▸ **Items listed in a dataset**

★ ★ ★ ★

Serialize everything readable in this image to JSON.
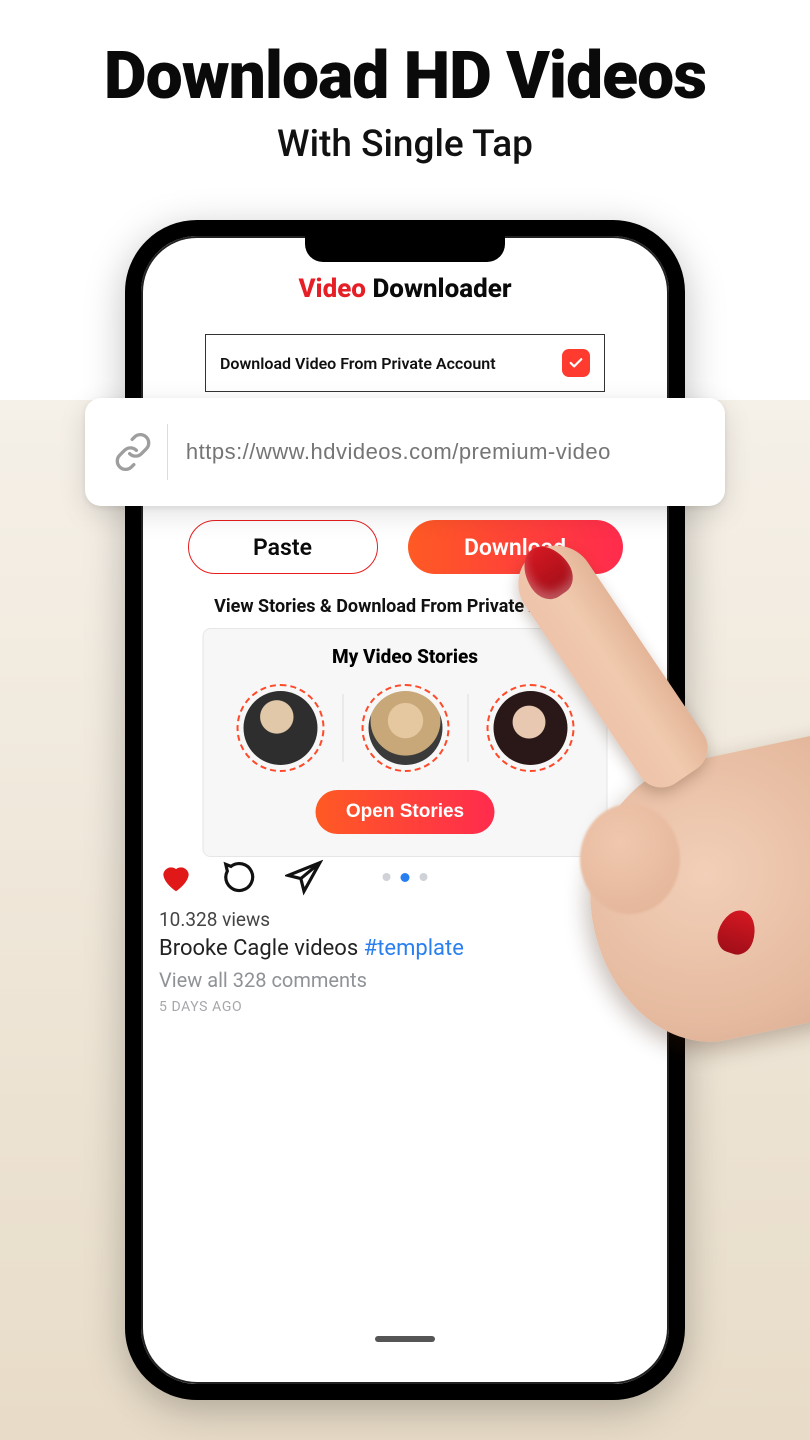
{
  "hero": {
    "title": "Download HD Videos",
    "subtitle": "With Single Tap"
  },
  "app": {
    "title_red": "Video",
    "title_black": " Downloader",
    "private_label": "Download Video From Private Account",
    "url_placeholder": "https://www.hdvideos.com/premium-video",
    "paste": "Paste",
    "download": "Download",
    "section_caption": "View Stories & Download From Private Account",
    "stories_title": "My Video Stories",
    "open_stories": "Open Stories"
  },
  "feed": {
    "views": "10.328 views",
    "caption_author": "Brooke Cagle videos ",
    "caption_tag": "#template",
    "comments": "View all 328 comments",
    "time": "5 DAYS AGO"
  }
}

★ ★ ★ ★

▸ **Required task**
Pull out each line holding the string "From".

▸ **Exercise output**
    "private_label": "Download Video From Private Account",
    "section_caption": "View Stories & Download From Private Account",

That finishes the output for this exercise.